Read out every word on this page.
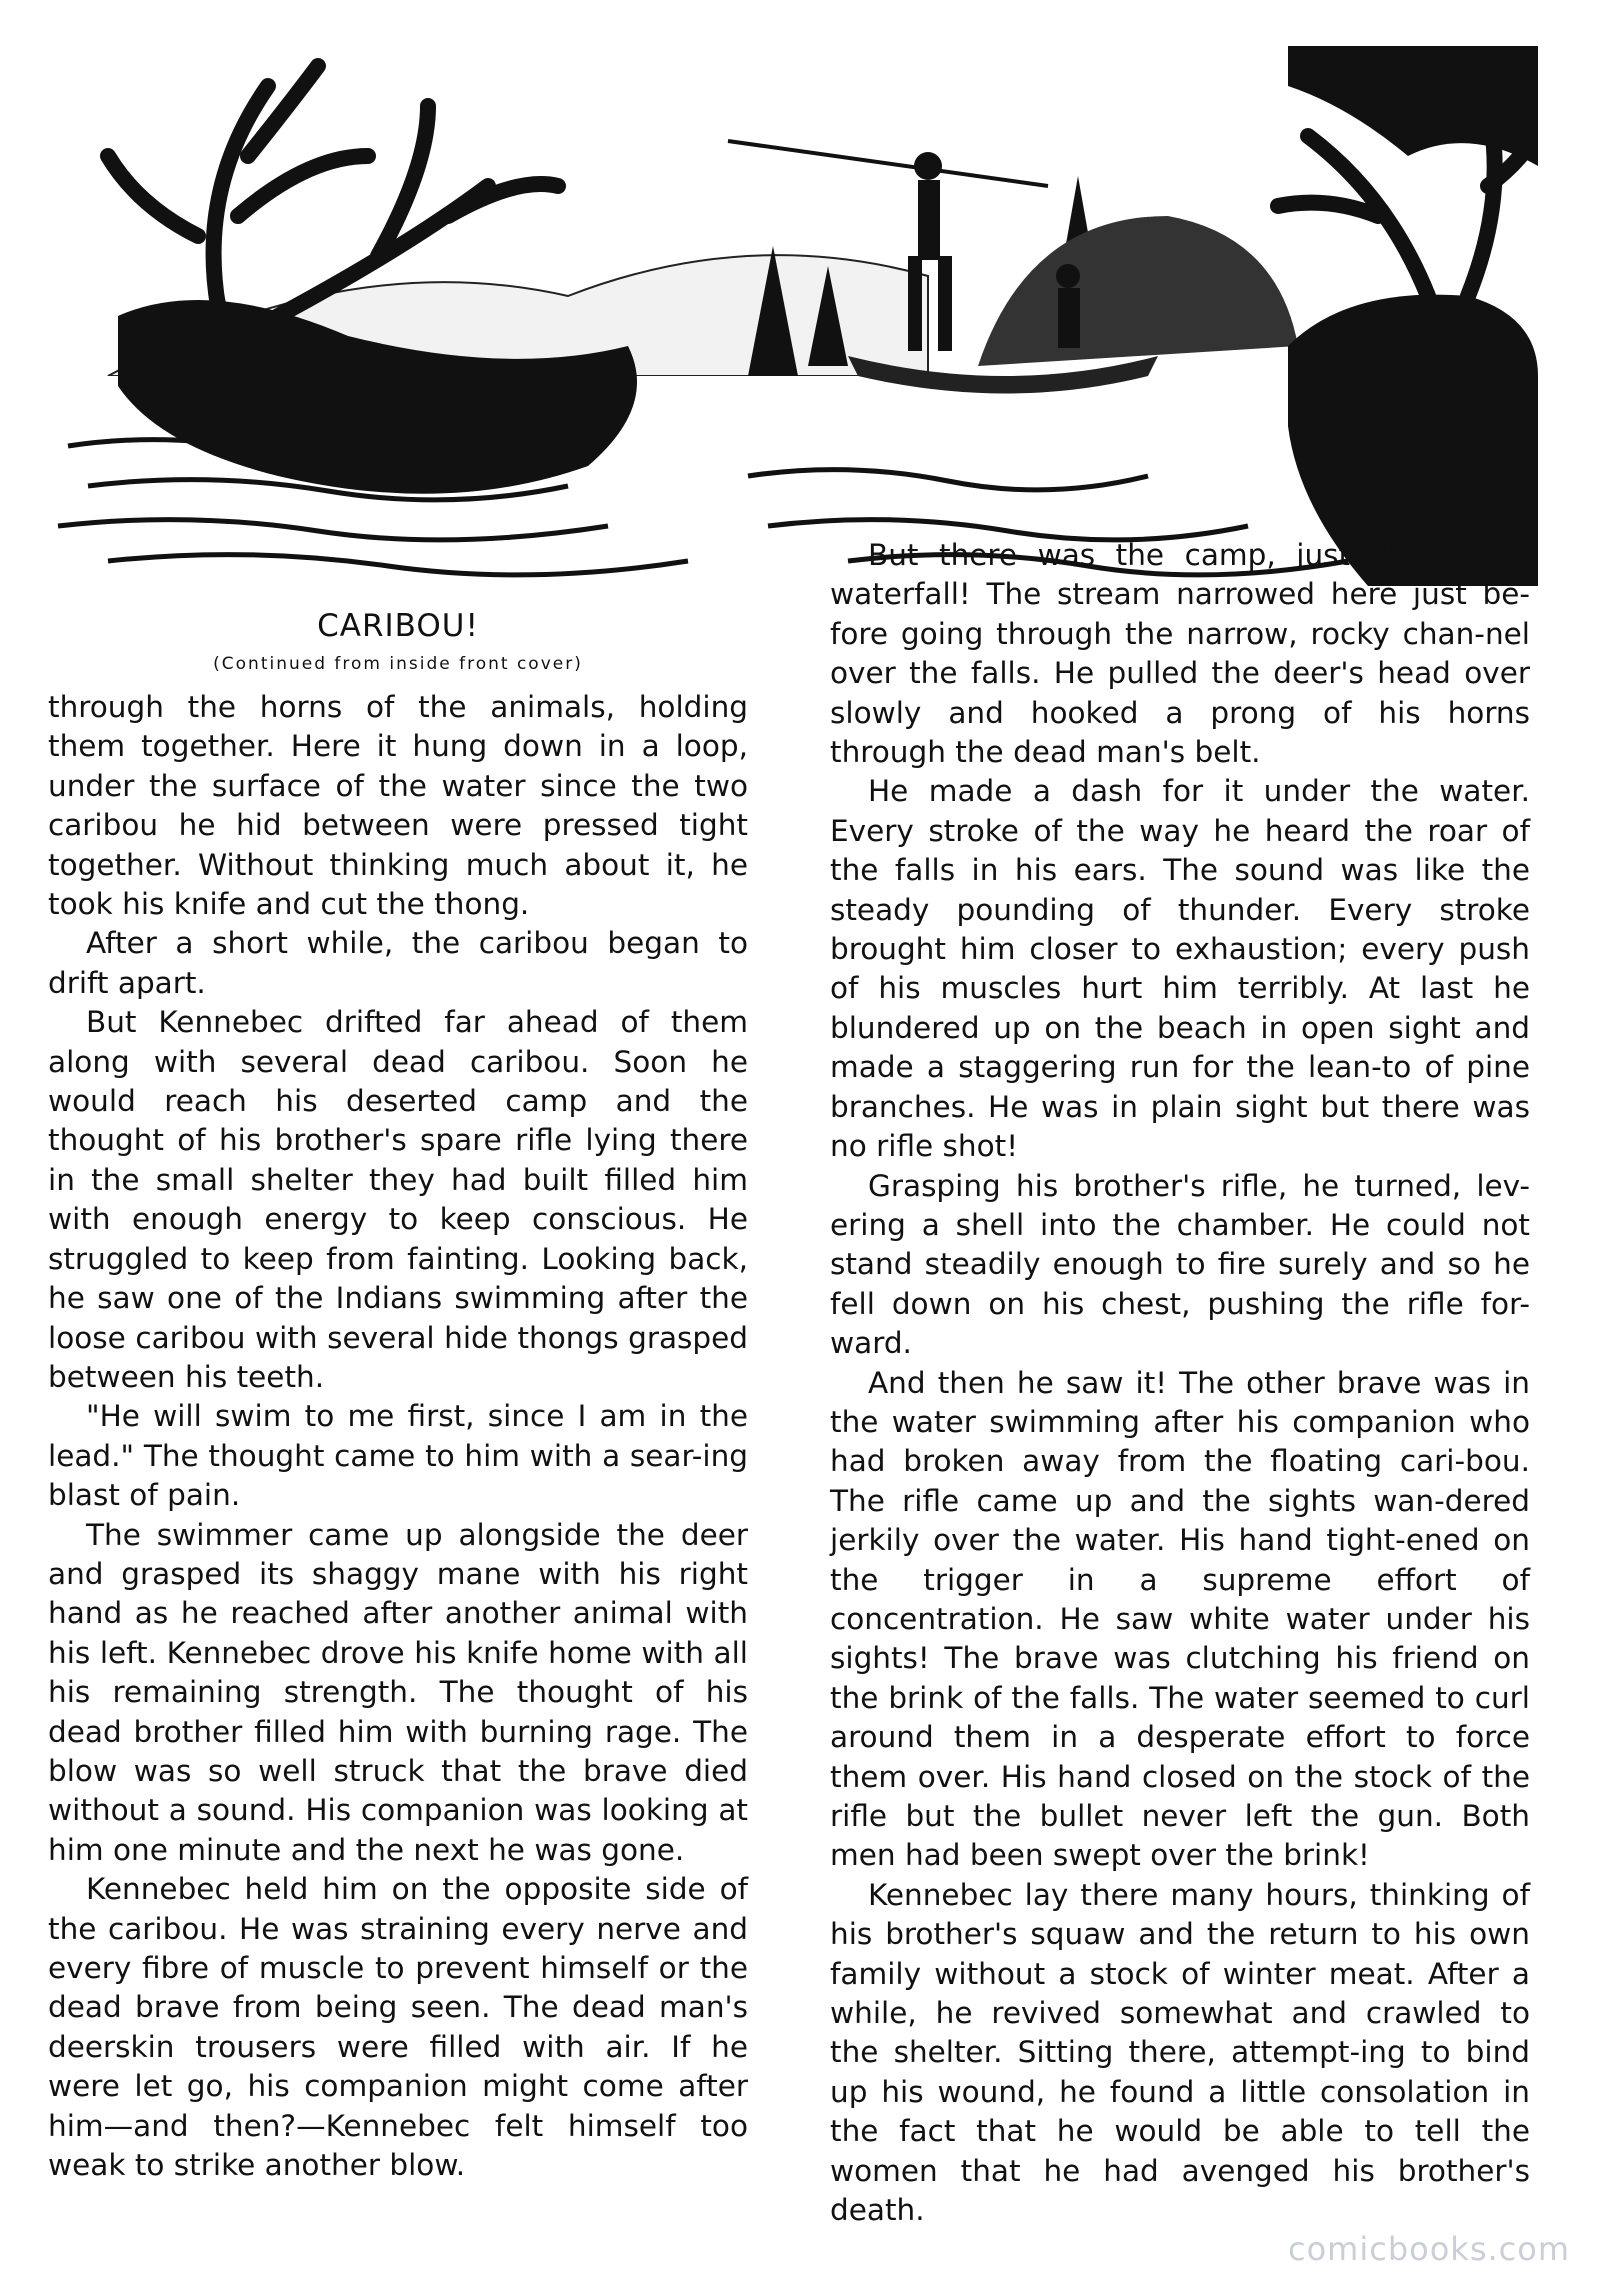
CARIBOU!
(Continued from inside front cover)

through the horns of the animals, holding them together. Here it hung down in a loop, under the surface of the water since the two caribou he hid between were pressed tight together. Without thinking much about it, he took his knife and cut the thong.

After a short while, the caribou began to drift apart.

But Kennebec drifted far ahead of them along with several dead caribou. Soon he would reach his deserted camp and the thought of his brother's spare rifle lying there in the small shelter they had built filled him with enough energy to keep conscious. He struggled to keep from fainting. Looking back, he saw one of the Indians swimming after the loose caribou with several hide thongs grasped between his teeth.

"He will swim to me first, since I am in the lead." The thought came to him with a sear-ing blast of pain.

The swimmer came up alongside the deer and grasped its shaggy mane with his right hand as he reached after another animal with his left. Kennebec drove his knife home with all his remaining strength. The thought of his dead brother filled him with burning rage. The blow was so well struck that the brave died without a sound. His companion was looking at him one minute and the next he was gone.

Kennebec held him on the opposite side of the caribou. He was straining every nerve and every fibre of muscle to prevent himself or the dead brave from being seen. The dead man's deerskin trousers were filled with air. If he were let go, his companion might come after him—and then?—Kennebec felt himself too weak to strike another blow.

But there was the camp, just above the waterfall! The stream narrowed here just be-fore going through the narrow, rocky chan-nel over the falls. He pulled the deer's head over slowly and hooked a prong of his horns through the dead man's belt.

He made a dash for it under the water. Every stroke of the way he heard the roar of the falls in his ears. The sound was like the steady pounding of thunder. Every stroke brought him closer to exhaustion; every push of his muscles hurt him terribly. At last he blundered up on the beach in open sight and made a staggering run for the lean-to of pine branches. He was in plain sight but there was no rifle shot!

Grasping his brother's rifle, he turned, lev-ering a shell into the chamber. He could not stand steadily enough to fire surely and so he fell down on his chest, pushing the rifle for-ward.

And then he saw it! The other brave was in the water swimming after his companion who had broken away from the floating cari-bou. The rifle came up and the sights wan-dered jerkily over the water. His hand tight-ened on the trigger in a supreme effort of concentration. He saw white water under his sights! The brave was clutching his friend on the brink of the falls. The water seemed to curl around them in a desperate effort to force them over. His hand closed on the stock of the rifle but the bullet never left the gun. Both men had been swept over the brink!

Kennebec lay there many hours, thinking of his brother's squaw and the return to his own family without a stock of winter meat. After a while, he revived somewhat and crawled to the shelter. Sitting there, attempt-ing to bind up his wound, he found a little consolation in the fact that he would be able to tell the women that he had avenged his brother's death.

comicbooks.com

################

# Exercise
Only a number is needed: how many lines of the material above contain "since"?

# Answer to the exercise
2